● Exercise objective
Extract the full set of records, then give each one again exactly.

::: Extracted material

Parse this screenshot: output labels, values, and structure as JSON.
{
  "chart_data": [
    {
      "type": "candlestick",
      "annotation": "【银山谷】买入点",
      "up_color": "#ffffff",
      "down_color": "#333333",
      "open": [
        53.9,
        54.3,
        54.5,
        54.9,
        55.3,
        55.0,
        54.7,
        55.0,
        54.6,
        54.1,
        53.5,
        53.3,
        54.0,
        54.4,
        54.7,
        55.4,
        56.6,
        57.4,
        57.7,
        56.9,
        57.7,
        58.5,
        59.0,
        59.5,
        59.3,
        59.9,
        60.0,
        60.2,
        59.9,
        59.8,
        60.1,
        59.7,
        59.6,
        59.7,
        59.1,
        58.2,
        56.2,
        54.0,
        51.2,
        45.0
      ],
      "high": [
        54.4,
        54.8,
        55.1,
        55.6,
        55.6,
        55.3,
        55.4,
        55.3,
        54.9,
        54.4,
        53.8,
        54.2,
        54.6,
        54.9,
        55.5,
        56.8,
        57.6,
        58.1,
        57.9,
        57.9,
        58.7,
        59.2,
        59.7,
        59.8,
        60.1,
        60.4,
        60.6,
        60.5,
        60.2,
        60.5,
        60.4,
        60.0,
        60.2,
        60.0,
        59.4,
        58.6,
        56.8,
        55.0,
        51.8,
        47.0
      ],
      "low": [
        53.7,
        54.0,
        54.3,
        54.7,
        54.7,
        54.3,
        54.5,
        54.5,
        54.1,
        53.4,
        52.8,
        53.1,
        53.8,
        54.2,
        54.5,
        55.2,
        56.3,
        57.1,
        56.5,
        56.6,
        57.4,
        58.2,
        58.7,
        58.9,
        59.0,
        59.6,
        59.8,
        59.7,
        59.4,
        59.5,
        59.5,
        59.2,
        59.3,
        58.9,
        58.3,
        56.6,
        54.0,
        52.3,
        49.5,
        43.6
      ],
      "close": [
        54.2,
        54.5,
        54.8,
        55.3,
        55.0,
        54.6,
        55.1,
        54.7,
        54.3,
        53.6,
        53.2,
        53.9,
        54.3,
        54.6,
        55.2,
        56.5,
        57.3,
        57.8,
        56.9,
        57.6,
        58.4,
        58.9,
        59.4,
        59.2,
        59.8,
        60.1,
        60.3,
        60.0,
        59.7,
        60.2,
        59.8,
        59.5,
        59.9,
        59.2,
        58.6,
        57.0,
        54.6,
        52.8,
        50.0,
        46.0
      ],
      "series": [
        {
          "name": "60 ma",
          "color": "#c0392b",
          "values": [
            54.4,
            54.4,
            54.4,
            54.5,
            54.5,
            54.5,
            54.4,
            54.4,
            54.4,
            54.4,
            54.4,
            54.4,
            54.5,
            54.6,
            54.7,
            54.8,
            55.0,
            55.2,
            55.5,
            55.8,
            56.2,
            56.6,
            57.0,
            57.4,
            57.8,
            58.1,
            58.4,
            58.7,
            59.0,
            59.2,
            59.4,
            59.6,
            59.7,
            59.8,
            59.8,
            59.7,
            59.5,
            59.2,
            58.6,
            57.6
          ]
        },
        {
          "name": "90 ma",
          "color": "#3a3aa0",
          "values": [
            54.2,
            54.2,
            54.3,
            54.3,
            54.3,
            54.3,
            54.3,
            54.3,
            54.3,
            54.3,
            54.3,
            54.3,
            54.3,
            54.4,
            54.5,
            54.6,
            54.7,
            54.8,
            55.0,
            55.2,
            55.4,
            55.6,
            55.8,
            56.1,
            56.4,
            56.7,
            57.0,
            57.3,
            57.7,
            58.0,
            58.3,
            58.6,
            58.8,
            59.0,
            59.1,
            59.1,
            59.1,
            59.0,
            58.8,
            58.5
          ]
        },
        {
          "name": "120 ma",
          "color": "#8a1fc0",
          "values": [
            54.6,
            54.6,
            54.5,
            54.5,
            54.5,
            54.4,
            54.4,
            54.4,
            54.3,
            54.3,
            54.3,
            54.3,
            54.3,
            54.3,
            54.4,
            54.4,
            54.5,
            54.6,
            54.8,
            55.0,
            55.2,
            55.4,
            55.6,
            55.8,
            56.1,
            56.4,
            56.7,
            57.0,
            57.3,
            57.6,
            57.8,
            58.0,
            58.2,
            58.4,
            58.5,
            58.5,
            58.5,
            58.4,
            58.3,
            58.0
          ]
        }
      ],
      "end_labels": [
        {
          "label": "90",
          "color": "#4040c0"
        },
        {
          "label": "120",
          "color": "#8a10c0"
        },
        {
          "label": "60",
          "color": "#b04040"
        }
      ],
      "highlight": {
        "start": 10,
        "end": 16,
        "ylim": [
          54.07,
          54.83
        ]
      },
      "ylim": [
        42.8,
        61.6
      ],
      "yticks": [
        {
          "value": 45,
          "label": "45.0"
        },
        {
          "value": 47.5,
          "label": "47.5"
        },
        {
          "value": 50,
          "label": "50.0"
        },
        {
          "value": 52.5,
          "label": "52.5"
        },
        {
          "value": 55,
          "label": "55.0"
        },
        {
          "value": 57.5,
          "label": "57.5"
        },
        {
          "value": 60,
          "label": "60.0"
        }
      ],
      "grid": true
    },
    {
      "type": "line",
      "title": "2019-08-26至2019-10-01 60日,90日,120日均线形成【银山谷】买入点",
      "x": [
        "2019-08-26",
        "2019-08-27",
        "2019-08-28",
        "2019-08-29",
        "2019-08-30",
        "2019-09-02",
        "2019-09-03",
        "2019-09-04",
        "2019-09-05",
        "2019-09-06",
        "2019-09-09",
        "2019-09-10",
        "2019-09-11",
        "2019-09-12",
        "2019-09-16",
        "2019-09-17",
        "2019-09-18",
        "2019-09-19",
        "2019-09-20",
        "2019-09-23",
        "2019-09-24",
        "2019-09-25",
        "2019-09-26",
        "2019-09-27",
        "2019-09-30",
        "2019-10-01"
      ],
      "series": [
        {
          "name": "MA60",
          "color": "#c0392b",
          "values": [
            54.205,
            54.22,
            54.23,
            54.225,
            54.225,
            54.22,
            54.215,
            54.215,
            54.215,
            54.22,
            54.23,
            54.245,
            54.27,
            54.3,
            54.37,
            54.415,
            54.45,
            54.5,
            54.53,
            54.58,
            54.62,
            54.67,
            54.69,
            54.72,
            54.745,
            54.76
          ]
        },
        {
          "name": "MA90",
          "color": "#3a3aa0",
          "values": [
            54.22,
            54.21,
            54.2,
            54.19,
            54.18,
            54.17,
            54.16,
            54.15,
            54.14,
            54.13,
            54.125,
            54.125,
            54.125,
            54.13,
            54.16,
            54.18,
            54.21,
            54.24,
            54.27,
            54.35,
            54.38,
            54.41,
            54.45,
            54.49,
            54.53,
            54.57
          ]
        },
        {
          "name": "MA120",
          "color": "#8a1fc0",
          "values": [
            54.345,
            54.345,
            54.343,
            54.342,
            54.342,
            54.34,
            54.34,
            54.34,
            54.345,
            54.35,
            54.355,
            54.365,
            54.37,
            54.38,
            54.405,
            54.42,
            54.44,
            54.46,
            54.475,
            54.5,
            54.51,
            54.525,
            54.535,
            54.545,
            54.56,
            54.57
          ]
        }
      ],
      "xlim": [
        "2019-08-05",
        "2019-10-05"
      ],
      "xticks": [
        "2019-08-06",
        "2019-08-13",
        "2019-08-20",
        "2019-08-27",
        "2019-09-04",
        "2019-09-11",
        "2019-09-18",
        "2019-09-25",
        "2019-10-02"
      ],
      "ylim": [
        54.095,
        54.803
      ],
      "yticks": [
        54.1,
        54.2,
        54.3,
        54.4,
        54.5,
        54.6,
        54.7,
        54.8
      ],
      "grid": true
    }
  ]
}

::::::

● Answer to the task
Parse this screenshot: output labels, values, and structure as JSON.
{
  "chart_data": [
    {
      "type": "candlestick",
      "annotation": "【银山谷】买入点",
      "up_color": "#ffffff",
      "down_color": "#333333",
      "open": [
        53.9,
        54.3,
        54.5,
        54.9,
        55.3,
        55.0,
        54.7,
        55.0,
        54.6,
        54.1,
        53.5,
        53.3,
        54.0,
        54.4,
        54.7,
        55.4,
        56.6,
        57.4,
        57.7,
        56.9,
        57.7,
        58.5,
        59.0,
        59.5,
        59.3,
        59.9,
        60.0,
        60.2,
        59.9,
        59.8,
        60.1,
        59.7,
        59.6,
        59.7,
        59.1,
        58.2,
        56.2,
        54.0,
        51.2,
        45.0
      ],
      "high": [
        54.4,
        54.8,
        55.1,
        55.6,
        55.6,
        55.3,
        55.4,
        55.3,
        54.9,
        54.4,
        53.8,
        54.2,
        54.6,
        54.9,
        55.5,
        56.8,
        57.6,
        58.1,
        57.9,
        57.9,
        58.7,
        59.2,
        59.7,
        59.8,
        60.1,
        60.4,
        60.6,
        60.5,
        60.2,
        60.5,
        60.4,
        60.0,
        60.2,
        60.0,
        59.4,
        58.6,
        56.8,
        55.0,
        51.8,
        47.0
      ],
      "low": [
        53.7,
        54.0,
        54.3,
        54.7,
        54.7,
        54.3,
        54.5,
        54.5,
        54.1,
        53.4,
        52.8,
        53.1,
        53.8,
        54.2,
        54.5,
        55.2,
        56.3,
        57.1,
        56.5,
        56.6,
        57.4,
        58.2,
        58.7,
        58.9,
        59.0,
        59.6,
        59.8,
        59.7,
        59.4,
        59.5,
        59.5,
        59.2,
        59.3,
        58.9,
        58.3,
        56.6,
        54.0,
        52.3,
        49.5,
        43.6
      ],
      "close": [
        54.2,
        54.5,
        54.8,
        55.3,
        55.0,
        54.6,
        55.1,
        54.7,
        54.3,
        53.6,
        53.2,
        53.9,
        54.3,
        54.6,
        55.2,
        56.5,
        57.3,
        57.8,
        56.9,
        57.6,
        58.4,
        58.9,
        59.4,
        59.2,
        59.8,
        60.1,
        60.3,
        60.0,
        59.7,
        60.2,
        59.8,
        59.5,
        59.9,
        59.2,
        58.6,
        57.0,
        54.6,
        52.8,
        50.0,
        46.0
      ],
      "series": [
        {
          "name": "60 ma",
          "color": "#c0392b",
          "values": [
            54.4,
            54.4,
            54.4,
            54.5,
            54.5,
            54.5,
            54.4,
            54.4,
            54.4,
            54.4,
            54.4,
            54.4,
            54.5,
            54.6,
            54.7,
            54.8,
            55.0,
            55.2,
            55.5,
            55.8,
            56.2,
            56.6,
            57.0,
            57.4,
            57.8,
            58.1,
            58.4,
            58.7,
            59.0,
            59.2,
            59.4,
            59.6,
            59.7,
            59.8,
            59.8,
            59.7,
            59.5,
            59.2,
            58.6,
            57.6
          ]
        },
        {
          "name": "90 ma",
          "color": "#3a3aa0",
          "values": [
            54.2,
            54.2,
            54.3,
            54.3,
            54.3,
            54.3,
            54.3,
            54.3,
            54.3,
            54.3,
            54.3,
            54.3,
            54.3,
            54.4,
            54.5,
            54.6,
            54.7,
            54.8,
            55.0,
            55.2,
            55.4,
            55.6,
            55.8,
            56.1,
            56.4,
            56.7,
            57.0,
            57.3,
            57.7,
            58.0,
            58.3,
            58.6,
            58.8,
            59.0,
            59.1,
            59.1,
            59.1,
            59.0,
            58.8,
            58.5
          ]
        },
        {
          "name": "120 ma",
          "color": "#8a1fc0",
          "values": [
            54.6,
            54.6,
            54.5,
            54.5,
            54.5,
            54.4,
            54.4,
            54.4,
            54.3,
            54.3,
            54.3,
            54.3,
            54.3,
            54.3,
            54.4,
            54.4,
            54.5,
            54.6,
            54.8,
            55.0,
            55.2,
            55.4,
            55.6,
            55.8,
            56.1,
            56.4,
            56.7,
            57.0,
            57.3,
            57.6,
            57.8,
            58.0,
            58.2,
            58.4,
            58.5,
            58.5,
            58.5,
            58.4,
            58.3,
            58.0
          ]
        }
      ],
      "end_labels": [
        {
          "label": "90",
          "color": "#4040c0"
        },
        {
          "label": "120",
          "color": "#8a10c0"
        },
        {
          "label": "60",
          "color": "#b04040"
        }
      ],
      "highlight": {
        "start": 10,
        "end": 16,
        "ylim": [
          54.07,
          54.83
        ]
      },
      "ylim": [
        42.8,
        61.6
      ],
      "yticks": [
        {
          "value": 45,
          "label": "45.0"
        },
        {
          "value": 47.5,
          "label": "47.5"
        },
        {
          "value": 50,
          "label": "50.0"
        },
        {
          "value": 52.5,
          "label": "52.5"
        },
        {
          "value": 55,
          "label": "55.0"
        },
        {
          "value": 57.5,
          "label": "57.5"
        },
        {
          "value": 60,
          "label": "60.0"
        }
      ],
      "grid": true
    },
    {
      "type": "line",
      "title": "2019-08-26至2019-10-01 60日,90日,120日均线形成【银山谷】买入点",
      "x": [
        "2019-08-26",
        "2019-08-27",
        "2019-08-28",
        "2019-08-29",
        "2019-08-30",
        "2019-09-02",
        "2019-09-03",
        "2019-09-04",
        "2019-09-05",
        "2019-09-06",
        "2019-09-09",
        "2019-09-10",
        "2019-09-11",
        "2019-09-12",
        "2019-09-16",
        "2019-09-17",
        "2019-09-18",
        "2019-09-19",
        "2019-09-20",
        "2019-09-23",
        "2019-09-24",
        "2019-09-25",
        "2019-09-26",
        "2019-09-27",
        "2019-09-30",
        "2019-10-01"
      ],
      "series": [
        {
          "name": "MA60",
          "color": "#c0392b",
          "values": [
            54.205,
            54.22,
            54.23,
            54.225,
            54.225,
            54.22,
            54.215,
            54.215,
            54.215,
            54.22,
            54.23,
            54.245,
            54.27,
            54.3,
            54.37,
            54.415,
            54.45,
            54.5,
            54.53,
            54.58,
            54.62,
            54.67,
            54.69,
            54.72,
            54.745,
            54.76
          ]
        },
        {
          "name": "MA90",
          "color": "#3a3aa0",
          "values": [
            54.22,
            54.21,
            54.2,
            54.19,
            54.18,
            54.17,
            54.16,
            54.15,
            54.14,
            54.13,
            54.125,
            54.125,
            54.125,
            54.13,
            54.16,
            54.18,
            54.21,
            54.24,
            54.27,
            54.35,
            54.38,
            54.41,
            54.45,
            54.49,
            54.53,
            54.57
          ]
        },
        {
          "name": "MA120",
          "color": "#8a1fc0",
          "values": [
            54.345,
            54.345,
            54.343,
            54.342,
            54.342,
            54.34,
            54.34,
            54.34,
            54.345,
            54.35,
            54.355,
            54.365,
            54.37,
            54.38,
            54.405,
            54.42,
            54.44,
            54.46,
            54.475,
            54.5,
            54.51,
            54.525,
            54.535,
            54.545,
            54.56,
            54.57
          ]
        }
      ],
      "xlim": [
        "2019-08-05",
        "2019-10-05"
      ],
      "xticks": [
        "2019-08-06",
        "2019-08-13",
        "2019-08-20",
        "2019-08-27",
        "2019-09-04",
        "2019-09-11",
        "2019-09-18",
        "2019-09-25",
        "2019-10-02"
      ],
      "ylim": [
        54.095,
        54.803
      ],
      "yticks": [
        54.1,
        54.2,
        54.3,
        54.4,
        54.5,
        54.6,
        54.7,
        54.8
      ],
      "grid": true
    }
  ]
}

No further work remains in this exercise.